**What needs to be done**
Restate the listing below word for word, omitting any images.

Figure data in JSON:
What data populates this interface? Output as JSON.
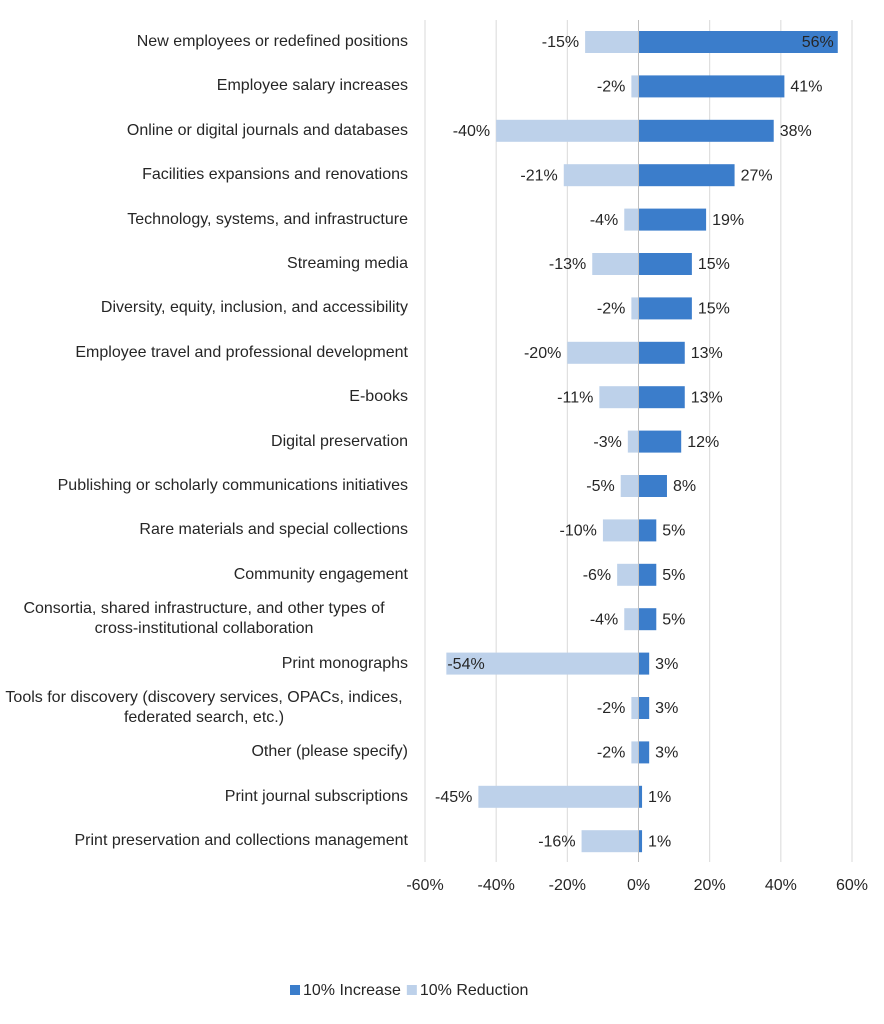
{
  "chart_data": {
    "type": "bar",
    "orientation": "horizontal",
    "categories": [
      "New employees or redefined positions",
      "Employee salary increases",
      "Online or digital journals and databases",
      "Facilities expansions and renovations",
      "Technology, systems, and infrastructure",
      "Streaming media",
      "Diversity, equity, inclusion, and accessibility",
      "Employee travel and professional development",
      "E-books",
      "Digital preservation",
      "Publishing or scholarly communications initiatives",
      "Rare materials and special collections",
      "Community engagement",
      "Consortia, shared infrastructure, and other types of cross-institutional collaboration",
      "Print monographs",
      "Tools for discovery (discovery services, OPACs, indices, federated search, etc.)",
      "Other (please specify)",
      "Print journal subscriptions",
      "Print preservation and collections management"
    ],
    "series": [
      {
        "name": "10% Increase",
        "color": "#3b7dcb",
        "values": [
          56,
          41,
          38,
          27,
          19,
          15,
          15,
          13,
          13,
          12,
          8,
          5,
          5,
          5,
          3,
          3,
          3,
          1,
          1
        ],
        "value_labels": [
          "56%",
          "41%",
          "38%",
          "27%",
          "19%",
          "15%",
          "15%",
          "13%",
          "13%",
          "12%",
          "8%",
          "5%",
          "5%",
          "5%",
          "3%",
          "3%",
          "3%",
          "1%",
          "1%"
        ]
      },
      {
        "name": "10% Reduction",
        "color": "#bdd1ea",
        "values": [
          -15,
          -2,
          -40,
          -21,
          -4,
          -13,
          -2,
          -20,
          -11,
          -3,
          -5,
          -10,
          -6,
          -4,
          -54,
          -2,
          -2,
          -45,
          -16
        ],
        "value_labels": [
          "-15%",
          "-2%",
          "-40%",
          "-21%",
          "-4%",
          "-13%",
          "-2%",
          "-20%",
          "-11%",
          "-3%",
          "-5%",
          "-10%",
          "-6%",
          "-4%",
          "-54%",
          "-2%",
          "-2%",
          "-45%",
          "-16%"
        ]
      }
    ],
    "xlim": [
      -60,
      60
    ],
    "xticks": [
      {
        "value": -60,
        "label": "-60%"
      },
      {
        "value": -40,
        "label": "-40%"
      },
      {
        "value": -20,
        "label": "-20%"
      },
      {
        "value": 0,
        "label": "0%"
      },
      {
        "value": 20,
        "label": "20%"
      },
      {
        "value": 40,
        "label": "40%"
      },
      {
        "value": 60,
        "label": "60%"
      }
    ],
    "grid": true,
    "legend": "bottom"
  }
}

**Worked answer**
What data populates this interface? Output as JSON.
{
  "chart_data": {
    "type": "bar",
    "orientation": "horizontal",
    "categories": [
      "New employees or redefined positions",
      "Employee salary increases",
      "Online or digital journals and databases",
      "Facilities expansions and renovations",
      "Technology, systems, and infrastructure",
      "Streaming media",
      "Diversity, equity, inclusion, and accessibility",
      "Employee travel and professional development",
      "E-books",
      "Digital preservation",
      "Publishing or scholarly communications initiatives",
      "Rare materials and special collections",
      "Community engagement",
      "Consortia, shared infrastructure, and other types of cross-institutional collaboration",
      "Print monographs",
      "Tools for discovery (discovery services, OPACs, indices, federated search, etc.)",
      "Other (please specify)",
      "Print journal subscriptions",
      "Print preservation and collections management"
    ],
    "series": [
      {
        "name": "10% Increase",
        "color": "#3b7dcb",
        "values": [
          56,
          41,
          38,
          27,
          19,
          15,
          15,
          13,
          13,
          12,
          8,
          5,
          5,
          5,
          3,
          3,
          3,
          1,
          1
        ],
        "value_labels": [
          "56%",
          "41%",
          "38%",
          "27%",
          "19%",
          "15%",
          "15%",
          "13%",
          "13%",
          "12%",
          "8%",
          "5%",
          "5%",
          "5%",
          "3%",
          "3%",
          "3%",
          "1%",
          "1%"
        ]
      },
      {
        "name": "10% Reduction",
        "color": "#bdd1ea",
        "values": [
          -15,
          -2,
          -40,
          -21,
          -4,
          -13,
          -2,
          -20,
          -11,
          -3,
          -5,
          -10,
          -6,
          -4,
          -54,
          -2,
          -2,
          -45,
          -16
        ],
        "value_labels": [
          "-15%",
          "-2%",
          "-40%",
          "-21%",
          "-4%",
          "-13%",
          "-2%",
          "-20%",
          "-11%",
          "-3%",
          "-5%",
          "-10%",
          "-6%",
          "-4%",
          "-54%",
          "-2%",
          "-2%",
          "-45%",
          "-16%"
        ]
      }
    ],
    "xlim": [
      -60,
      60
    ],
    "xticks": [
      {
        "value": -60,
        "label": "-60%"
      },
      {
        "value": -40,
        "label": "-40%"
      },
      {
        "value": -20,
        "label": "-20%"
      },
      {
        "value": 0,
        "label": "0%"
      },
      {
        "value": 20,
        "label": "20%"
      },
      {
        "value": 40,
        "label": "40%"
      },
      {
        "value": 60,
        "label": "60%"
      }
    ],
    "grid": true,
    "legend": "bottom"
  }
}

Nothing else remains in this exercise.